▶ _WHAT IS BEING ASKED_
List each line of the data in which the string "книги" appears.

▶ _PROVIDED RECORDS_

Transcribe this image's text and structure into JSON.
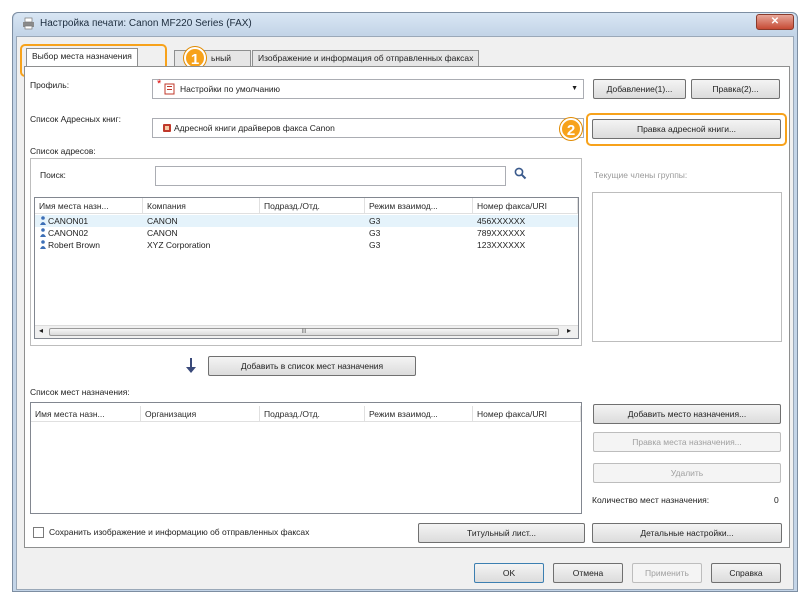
{
  "window": {
    "title": "Настройка печати: Canon MF220 Series (FAX)",
    "close_glyph": "✕"
  },
  "tabs": [
    {
      "label": "Выбор места назначения"
    },
    {
      "label": "ьный"
    },
    {
      "label": "Изображение и информация об отправленных факсах"
    }
  ],
  "badges": {
    "one": "1",
    "two": "2"
  },
  "profile": {
    "label": "Профиль:",
    "value": "Настройки по умолчанию",
    "marker": "*",
    "add_button": "Добавление(1)...",
    "edit_button": "Правка(2)..."
  },
  "address_book_list": {
    "label": "Список Адресных книг:",
    "value": "Адресной книги драйверов факса Canon",
    "edit_button": "Правка адресной книги..."
  },
  "addresses": {
    "label": "Список адресов:",
    "search_label": "Поиск:",
    "columns": [
      "Имя места назн...",
      "Компания",
      "Подразд./Отд.",
      "Режим взаимод...",
      "Номер факса/URI"
    ],
    "rows": [
      {
        "name": "CANON01",
        "company": "CANON",
        "dept": "",
        "mode": "G3",
        "fax": "456XXXXXX"
      },
      {
        "name": "CANON02",
        "company": "CANON",
        "dept": "",
        "mode": "G3",
        "fax": "789XXXXXX"
      },
      {
        "name": "Robert Brown",
        "company": "XYZ Corporation",
        "dept": "",
        "mode": "G3",
        "fax": "123XXXXXX"
      }
    ],
    "scroll_thumb_glyph": "III",
    "scroll_left_glyph": "◂",
    "scroll_right_glyph": "▸"
  },
  "group_members_label": "Текущие члены группы:",
  "add_to_destinations_button": "Добавить в список мест назначения",
  "destinations": {
    "label": "Список мест назначения:",
    "columns": [
      "Имя места назн...",
      "Организация",
      "Подразд./Отд.",
      "Режим взаимод...",
      "Номер факса/URI"
    ],
    "rows": []
  },
  "dest_buttons": {
    "add": "Добавить место назначения...",
    "edit": "Правка места назначения...",
    "delete": "Удалить"
  },
  "dest_count": {
    "label": "Количество мест назначения:",
    "value": "0"
  },
  "save_checkbox": {
    "label": "Сохранить изображение и информацию об отправленных факсах",
    "checked": false
  },
  "cover_sheet_button": "Титульный лист...",
  "details_button": "Детальные настройки...",
  "footer": {
    "ok": "OK",
    "cancel": "Отмена",
    "apply": "Применить",
    "help": "Справка"
  },
  "colors": {
    "accent_badge": "#f7a21b",
    "selected_row": "#e5f3fb",
    "window_frame": "#c4d5e8"
  }
}
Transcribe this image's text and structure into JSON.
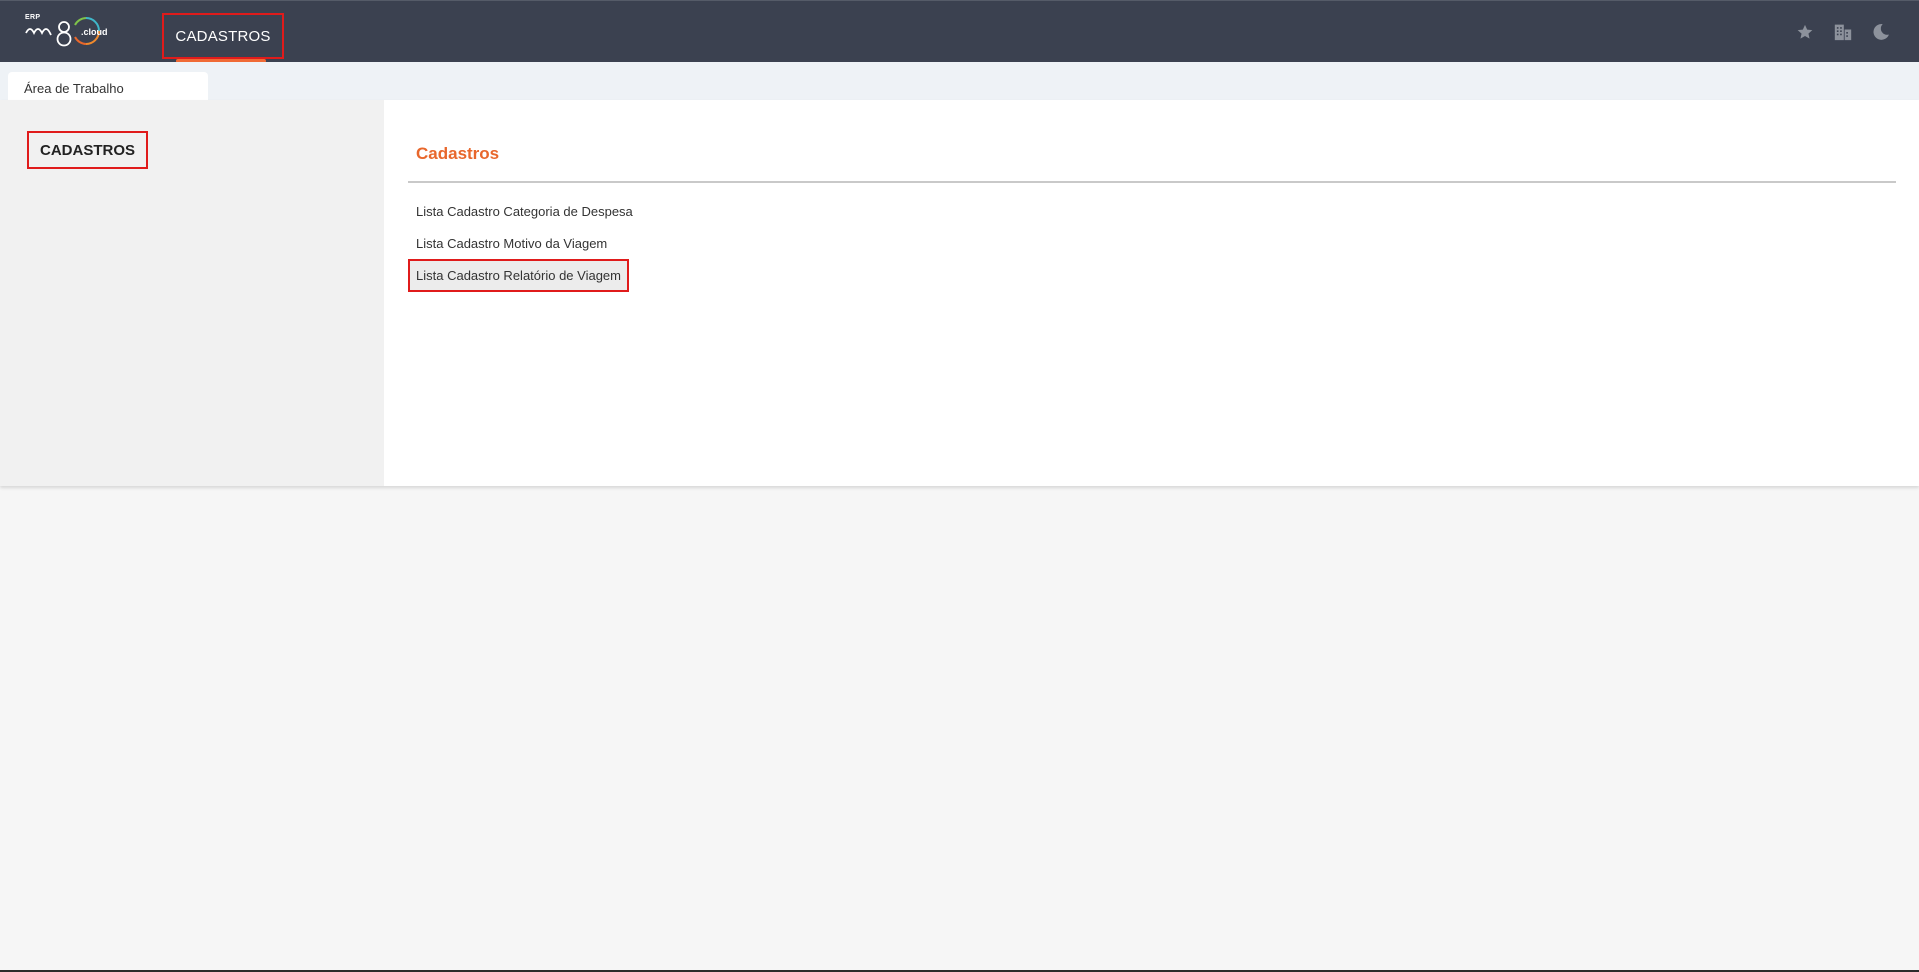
{
  "brand": {
    "erp": "ERP",
    "wordmark": "m8",
    "cloud": ".cloud"
  },
  "topnav": {
    "items": [
      {
        "label": "CADASTROS"
      }
    ],
    "icons": [
      "star-icon",
      "building-icon",
      "moon-icon"
    ]
  },
  "tabs": [
    {
      "label": "Área de Trabalho"
    }
  ],
  "sidebar": {
    "items": [
      {
        "label": "CADASTROS"
      }
    ]
  },
  "section": {
    "title": "Cadastros",
    "links": [
      {
        "label": "Lista Cadastro Categoria de Despesa"
      },
      {
        "label": "Lista Cadastro Motivo da Viagem"
      },
      {
        "label": "Lista Cadastro Relatório de Viagem"
      }
    ]
  },
  "colors": {
    "topbar": "#3b4150",
    "accent": "#e8672c",
    "highlight_border": "#e01b1b"
  }
}
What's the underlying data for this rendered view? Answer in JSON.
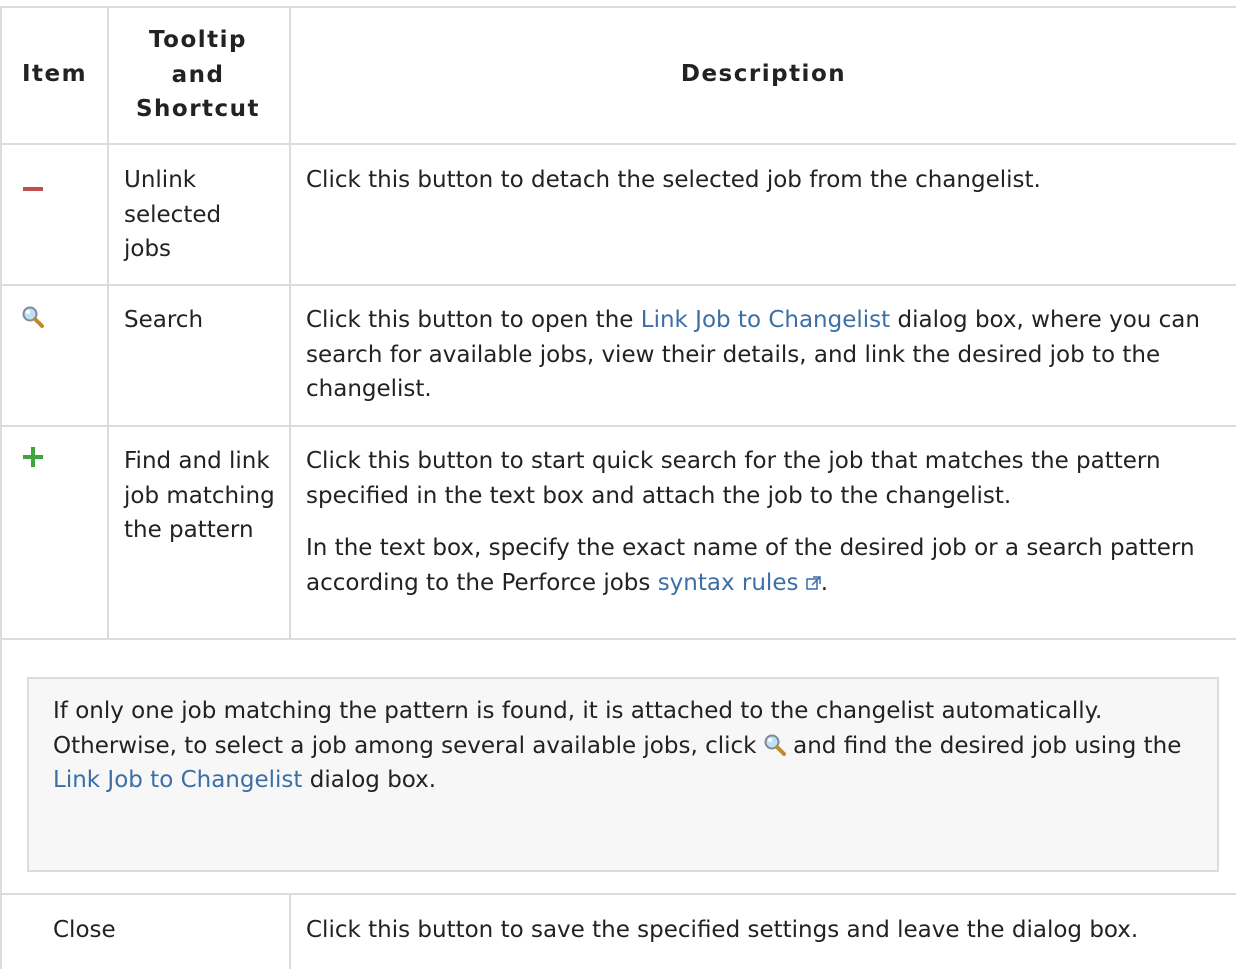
{
  "table": {
    "headers": {
      "item": "Item",
      "tooltip": "Tooltip and Shortcut",
      "description": "Description"
    },
    "rows": [
      {
        "icon": "minus-icon",
        "icon_color": "#c0504d",
        "tooltip": "Unlink selected jobs",
        "description": "Click this button to detach the selected job from the changelist."
      },
      {
        "icon": "search-icon",
        "tooltip": "Search",
        "description_prefix": "Click this button to open the ",
        "description_link": "Link Job to Changelist",
        "description_suffix": " dialog box, where you can search for available jobs, view their details, and link the desired job to the changelist."
      },
      {
        "icon": "plus-icon",
        "icon_color": "#3fa63f",
        "tooltip": "Find and link job matching the pattern",
        "description_1": "Click this button to start quick search for the job that matches the pattern specified in the text box and attach the job to the changelist.",
        "description_2_prefix": "In the text box, specify the exact name of the desired job or a search pattern according to the Perforce jobs ",
        "description_2_link": "syntax rules",
        "description_2_suffix": "."
      }
    ],
    "note": {
      "prefix": "If only one job matching the pattern is found, it is attached to the changelist automatically. Otherwise, to select a job among several available jobs, click ",
      "icon": "search-icon",
      "middle": " and find the desired job using the ",
      "link": "Link Job to Changelist",
      "suffix": " dialog box."
    },
    "close_row": {
      "item": "Close",
      "description": "Click this button to save the specified settings and leave the dialog box."
    }
  },
  "colors": {
    "link": "#3b6fa6",
    "grid": "#dcdcdc",
    "note_bg": "#f7f7f7"
  }
}
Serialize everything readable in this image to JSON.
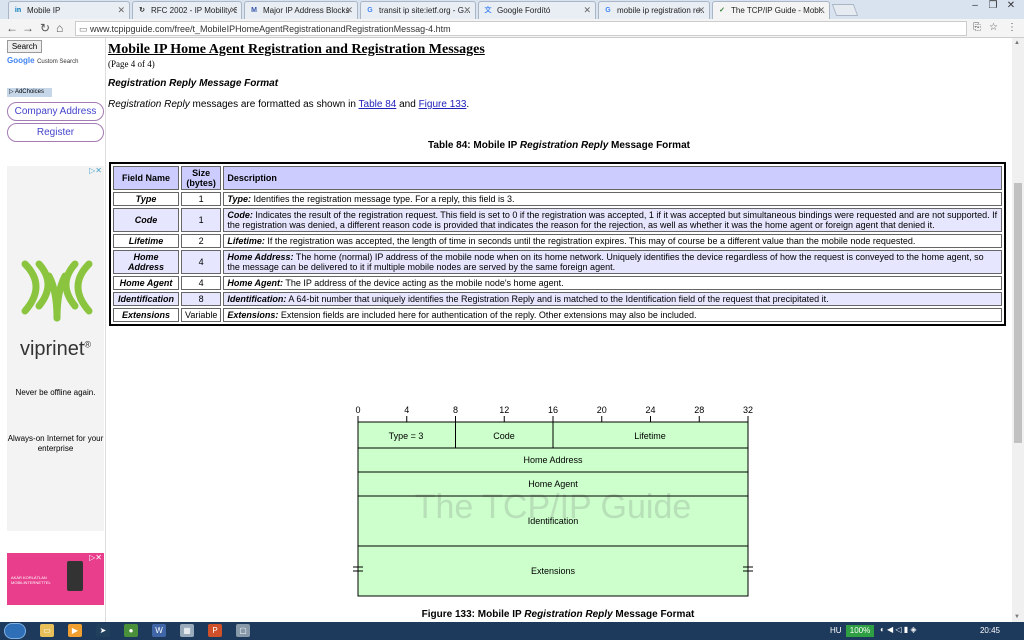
{
  "tabs": [
    {
      "label": "Mobile IP",
      "icon": "in",
      "color": "#0077b5"
    },
    {
      "label": "RFC 2002 - IP Mobility S...",
      "icon": "↻",
      "color": "#333333"
    },
    {
      "label": "Major IP Address Blocks",
      "icon": "M",
      "color": "#3355aa"
    },
    {
      "label": "transit ip site:ietf.org - G...",
      "icon": "G",
      "color": "#4285f4"
    },
    {
      "label": "Google Fordító",
      "icon": "文",
      "color": "#4285f4"
    },
    {
      "label": "mobile ip registration re...",
      "icon": "G",
      "color": "#4285f4"
    },
    {
      "label": "The TCP/IP Guide - Mobi...",
      "icon": "✓",
      "color": "#2e7d32"
    }
  ],
  "url": "www.tcpipguide.com/free/t_MobileIPHomeAgentRegistrationandRegistrationMessag-4.htm",
  "sidebar": {
    "search_label": "Search",
    "google_label": "Google",
    "custom_search": "Custom Search",
    "adchoices": "AdChoices",
    "pill1": "Company Address",
    "pill2": "Register",
    "ad_brand": "viprinet",
    "ad_tag1": "Never be offline again.",
    "ad_tag2": "Always-on Internet for your enterprise",
    "ad2_text": "AKÁR KORLÁTLAN MOBILINTERNETTEL"
  },
  "page": {
    "title": "Mobile IP Home Agent Registration and Registration Messages",
    "page_of": "(Page 4 of 4)",
    "section": "Registration Reply Message Format",
    "intro_em": "Registration Reply",
    "intro_text": " messages are formatted as shown in ",
    "intro_link1": "Table 84",
    "intro_and": " and ",
    "intro_link2": "Figure 133",
    "intro_end": ".",
    "table_caption_a": "Table 84: Mobile IP ",
    "table_caption_em": "Registration Reply",
    "table_caption_b": " Message Format",
    "figure_caption_a": "Figure 133: Mobile IP ",
    "figure_caption_em": "Registration Reply",
    "figure_caption_b": " Message Format"
  },
  "table": {
    "headers": [
      "Field Name",
      "Size (bytes)",
      "Description"
    ],
    "rows": [
      {
        "name": "Type",
        "size": "1",
        "bold": "Type:",
        "desc": " Identifies the registration message type. For a reply, this field is 3."
      },
      {
        "name": "Code",
        "size": "1",
        "bold": "Code:",
        "desc": " Indicates the result of the registration request. This field is set to 0 if the registration was accepted, 1 if it was accepted but simultaneous bindings were requested and are not supported. If the registration was denied, a different reason code is provided that indicates the reason for the rejection, as well as whether it was the home agent or foreign agent that denied it."
      },
      {
        "name": "Lifetime",
        "size": "2",
        "bold": "Lifetime:",
        "desc": " If the registration was accepted, the length of time in seconds until the registration expires. This may of course be a different value than the mobile node requested."
      },
      {
        "name": "Home Address",
        "size": "4",
        "bold": "Home Address:",
        "desc": " The home (normal) IP address of the mobile node when on its home network. Uniquely identifies the device regardless of how the request is conveyed to the home agent, so the message can be delivered to it if multiple mobile nodes are served by the same foreign agent."
      },
      {
        "name": "Home Agent",
        "size": "4",
        "bold": "Home Agent:",
        "desc": " The IP address of the device acting as the mobile node's home agent."
      },
      {
        "name": "Identification",
        "size": "8",
        "bold": "Identification:",
        "desc": " A 64-bit number that uniquely identifies the Registration Reply and is matched to the Identification field of the request that precipitated it."
      },
      {
        "name": "Extensions",
        "size": "Variable",
        "bold": "Extensions:",
        "desc": " Extension fields are included here for authentication of the reply. Other extensions may also be included."
      }
    ]
  },
  "diagram": {
    "bit_labels": [
      "0",
      "4",
      "8",
      "12",
      "16",
      "20",
      "24",
      "28",
      "32"
    ],
    "fields": [
      "Type = 3",
      "Code",
      "Lifetime",
      "Home Address",
      "Home Agent",
      "Identification",
      "Extensions"
    ],
    "watermark": "The TCP/IP Guide",
    "fill": "#ccffcc"
  },
  "taskbar": {
    "lang": "HU",
    "battery": "100%",
    "clock": "20:45"
  }
}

▶ _WRITTEN ANSWER_
    "value": "Адресной книги драйверов факса Canon",
    "edit_button": "Правка адресной книги..."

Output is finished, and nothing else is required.